* Soal Latihan *
• A. Dalam catatan perjalanan Argopuro, Bejat menggali lubang untuk menanam apa?
• B. Jelaskan alasan penulis catatan perjalanan Argopuro berkemas dengan mata awas, menurut penjelasan dalam catatan itu.
• C. Tolong lanjutkan catatan perjalanan Argopuro mulai dari kalimat sesudah kalimat terakhirnya.

* Teks Bacaan *
◆ ◆ ◆ ◆ ◆ ◆ ◆

Monday, October 16, 2006

Argopuro 1999 - Bagian 3

Perjalanan Menuju Argopuro

Sabtu, 28 September 1999

Pagi

Sarapan dengan nasi goreng di kantin. Rasanya nggak enak, hambar. Sepertinya perbandingan antara nasi dan bumbunya tidak proporsional. Tapi karena lapar, kuhabiskan juga. Selesai sarapan, sempat menemani bejat berkebun. Dia sedang menggali lubang ukuran satu meter kali satu meter kali satu meter. Katanya mau tanam duku.... Kebun Astacala memang heterogen. Aku ikut nyangkul, tapi baru sebentar saja sudah basah semua pakaianku dengan peluh. Aku nonton lagi ajah. Ternyata jadi petani itu cuapek ya?


Aku duduk dekat pohon bougenvilee, di pinggir kolam. Sambil menonton bejat yang menjelma menjadi petani. Sambil menunggu kamar mandi kosong dan memenuhi panggilan alam (baca: BAB alias e'o)

Menjelang Siang

Jalani hidup
Tenang, tengang, tenanglah
seperti karang
sebab persolan
bagai gelombang
tenanglah tenang
tenanglah kawan.

Tak pernah malas
Persoalan yang datang
hantam kita
dan kita tak mungkin
untuk menghindar
semuanya
sudah suratan.

Lagu iwan fals itu, seperti biasa mengiringi aku packing. Seperti anak-anak PR lainnya bila sedang packing, mereka akan memutar keras-keras lagu itu. Sengaja aku keraskan volumenya dan packing di tengah-tengah ruangan gedung I. Aku gelar ponco, dan semua barang aku tumpahkan di atasnya. Biar semua orang bangun tidur dan melihatku, lalu iri dengan perjalanan kami. Benar saja, Ewok, Ulil, Balok, Bejat, Kenthung, dll ikut menonton kesibukanku. "Wah, lu bikin gua ngiler, bluk," ujar ulil. "Ini buka di sini aja. nih," seru balok sambil menimang Nata de Coco. Hehe, itu menu spesial yang hanya boleh dibuka di puncak.

Maka aku packing dengan mata awas. Bukan karena khawatir pada pencoleng, melainkan karena ada kebiasaan: hasil packingan kita akan "diberi hadiah" berupa tambahan muatan. Barangnya bisa macam-macam. Pernah ada yang carriernya diberi barbel kecil seberat sekilo! Kadang ada juga piala kecil, atau patung-patungan. Masih untung kalau cuma dikasih batu, bisa dibuang di mana saja. Yang repot kalau dibawakan barang-barang inventaris sekre seperti setrikaan, jam dinding, atau vandel dan piala dari pihak ketiga. Sebab harus dibawa utuh kembali ke Bandung. Meskipun aku cukup yakin, tak ada yang berani ngisengin carriernya senior. Selesai packing, aku mandi lagi.

◆ ◆ ◆ ◆ ◆ ◆ ◆

* Data *
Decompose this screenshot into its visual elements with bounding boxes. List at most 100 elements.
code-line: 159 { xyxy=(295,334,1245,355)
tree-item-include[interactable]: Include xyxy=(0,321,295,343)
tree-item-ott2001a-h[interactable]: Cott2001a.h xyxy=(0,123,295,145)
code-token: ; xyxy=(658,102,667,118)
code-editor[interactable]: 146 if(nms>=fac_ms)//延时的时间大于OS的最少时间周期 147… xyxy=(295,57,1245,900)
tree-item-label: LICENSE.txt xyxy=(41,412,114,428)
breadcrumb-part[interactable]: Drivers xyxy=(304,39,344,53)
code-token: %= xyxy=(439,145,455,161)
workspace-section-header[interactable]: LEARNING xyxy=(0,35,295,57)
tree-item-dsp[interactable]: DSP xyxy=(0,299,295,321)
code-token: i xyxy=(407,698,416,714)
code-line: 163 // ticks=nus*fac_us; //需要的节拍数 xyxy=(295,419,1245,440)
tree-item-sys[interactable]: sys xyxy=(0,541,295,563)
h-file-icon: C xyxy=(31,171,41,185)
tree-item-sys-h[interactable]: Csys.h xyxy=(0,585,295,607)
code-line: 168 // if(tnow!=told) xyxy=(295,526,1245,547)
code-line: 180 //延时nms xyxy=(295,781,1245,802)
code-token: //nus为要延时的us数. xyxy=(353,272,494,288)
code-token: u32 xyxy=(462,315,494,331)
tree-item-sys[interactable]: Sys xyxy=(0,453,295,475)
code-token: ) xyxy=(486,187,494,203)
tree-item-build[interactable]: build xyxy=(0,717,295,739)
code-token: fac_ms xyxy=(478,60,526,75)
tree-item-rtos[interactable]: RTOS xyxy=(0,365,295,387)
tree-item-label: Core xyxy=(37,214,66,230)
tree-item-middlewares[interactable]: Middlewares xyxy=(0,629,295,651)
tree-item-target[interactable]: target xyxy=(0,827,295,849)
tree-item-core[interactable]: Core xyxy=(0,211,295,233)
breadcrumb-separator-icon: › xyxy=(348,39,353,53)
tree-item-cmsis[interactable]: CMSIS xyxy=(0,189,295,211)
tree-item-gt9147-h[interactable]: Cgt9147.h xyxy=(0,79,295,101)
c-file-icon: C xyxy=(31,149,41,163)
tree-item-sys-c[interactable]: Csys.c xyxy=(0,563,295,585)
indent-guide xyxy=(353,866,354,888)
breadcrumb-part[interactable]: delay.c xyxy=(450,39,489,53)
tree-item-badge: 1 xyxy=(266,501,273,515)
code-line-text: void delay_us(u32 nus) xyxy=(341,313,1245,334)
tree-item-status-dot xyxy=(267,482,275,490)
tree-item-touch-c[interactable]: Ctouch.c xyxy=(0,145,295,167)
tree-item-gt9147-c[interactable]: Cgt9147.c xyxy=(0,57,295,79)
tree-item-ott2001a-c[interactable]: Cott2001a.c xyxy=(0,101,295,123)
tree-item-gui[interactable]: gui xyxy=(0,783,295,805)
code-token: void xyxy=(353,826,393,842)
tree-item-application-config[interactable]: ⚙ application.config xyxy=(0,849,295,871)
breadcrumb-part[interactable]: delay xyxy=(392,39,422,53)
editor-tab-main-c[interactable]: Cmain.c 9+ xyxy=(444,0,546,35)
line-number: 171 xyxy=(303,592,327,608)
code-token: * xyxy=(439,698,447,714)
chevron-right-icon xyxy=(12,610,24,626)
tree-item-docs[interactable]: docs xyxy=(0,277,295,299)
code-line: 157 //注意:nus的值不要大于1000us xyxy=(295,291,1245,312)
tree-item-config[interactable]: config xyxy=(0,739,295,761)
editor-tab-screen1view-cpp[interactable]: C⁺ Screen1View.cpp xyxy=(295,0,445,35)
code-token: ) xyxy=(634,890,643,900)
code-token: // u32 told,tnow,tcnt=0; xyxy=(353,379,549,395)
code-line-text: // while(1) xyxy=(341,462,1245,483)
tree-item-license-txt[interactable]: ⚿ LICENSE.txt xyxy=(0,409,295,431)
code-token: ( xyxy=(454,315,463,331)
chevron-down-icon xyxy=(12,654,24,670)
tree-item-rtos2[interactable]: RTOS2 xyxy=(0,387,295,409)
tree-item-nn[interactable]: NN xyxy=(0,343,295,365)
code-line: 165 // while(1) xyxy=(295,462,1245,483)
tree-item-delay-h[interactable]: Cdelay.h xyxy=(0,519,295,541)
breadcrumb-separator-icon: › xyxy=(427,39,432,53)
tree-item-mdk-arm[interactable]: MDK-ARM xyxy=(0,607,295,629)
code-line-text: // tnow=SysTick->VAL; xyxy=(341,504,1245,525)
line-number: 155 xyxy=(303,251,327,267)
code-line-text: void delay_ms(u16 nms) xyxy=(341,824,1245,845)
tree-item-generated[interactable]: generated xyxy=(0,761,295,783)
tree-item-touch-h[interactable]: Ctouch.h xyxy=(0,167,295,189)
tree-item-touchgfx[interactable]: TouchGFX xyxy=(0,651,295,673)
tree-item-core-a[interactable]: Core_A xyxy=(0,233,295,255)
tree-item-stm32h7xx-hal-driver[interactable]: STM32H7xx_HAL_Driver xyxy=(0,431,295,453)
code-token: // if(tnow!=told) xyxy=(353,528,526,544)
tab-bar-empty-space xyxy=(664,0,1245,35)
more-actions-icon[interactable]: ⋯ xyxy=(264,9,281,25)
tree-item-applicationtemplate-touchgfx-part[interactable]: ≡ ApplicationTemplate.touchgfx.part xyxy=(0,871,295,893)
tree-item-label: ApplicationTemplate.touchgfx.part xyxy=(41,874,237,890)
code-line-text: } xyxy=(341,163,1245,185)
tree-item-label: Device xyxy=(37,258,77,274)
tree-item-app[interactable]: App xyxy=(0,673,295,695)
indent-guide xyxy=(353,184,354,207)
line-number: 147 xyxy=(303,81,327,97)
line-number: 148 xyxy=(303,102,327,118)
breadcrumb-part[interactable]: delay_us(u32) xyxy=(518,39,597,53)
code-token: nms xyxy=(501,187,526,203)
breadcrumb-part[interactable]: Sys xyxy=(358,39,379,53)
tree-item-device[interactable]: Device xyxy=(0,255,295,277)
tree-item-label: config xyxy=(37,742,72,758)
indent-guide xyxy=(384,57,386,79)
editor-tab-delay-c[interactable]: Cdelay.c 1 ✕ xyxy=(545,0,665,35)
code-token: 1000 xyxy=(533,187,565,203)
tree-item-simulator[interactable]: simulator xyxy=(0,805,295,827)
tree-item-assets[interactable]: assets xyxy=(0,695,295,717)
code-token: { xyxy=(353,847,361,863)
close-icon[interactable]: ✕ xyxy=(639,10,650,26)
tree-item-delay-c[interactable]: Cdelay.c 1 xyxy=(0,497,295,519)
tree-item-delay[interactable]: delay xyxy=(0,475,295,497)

◆ ◆ ◆ ◆ ◆ ◆ ◆

* Kunci Jawaban *
• A. Duku.

• B. Penulis tidak khawatir akan pencoleng. Ada kebiasaan bahwa barang yang sudah dikemas akan "diberi hadiah" berupa tambahan muatan, misalnya barbel, piala, atau barang inventaris sekre yang harus dibawa utuh kembali ke Bandung.

• C.
Sore

Aku tidur di ruang tidur sekre, tapi kemudian ketiga kurcaci dari negri ajaib datang. Mereka tanya, "Berangkat jam berapa?" Ya ampun. Ternyata mereka belum packing. Aku jawab dengan suara keras, "Jam 7 malam kita sudah harus pergi dari sini. Berangkat dari sekre. Jangan lupa bawa seragam, slayer, dan do’a dari ibu bapakmu!" seruku mengingatkan mereka untuk minta ijin pada orangtua. Lalu aku tidur lagi di kursi panjang ruang kerja sekretariat.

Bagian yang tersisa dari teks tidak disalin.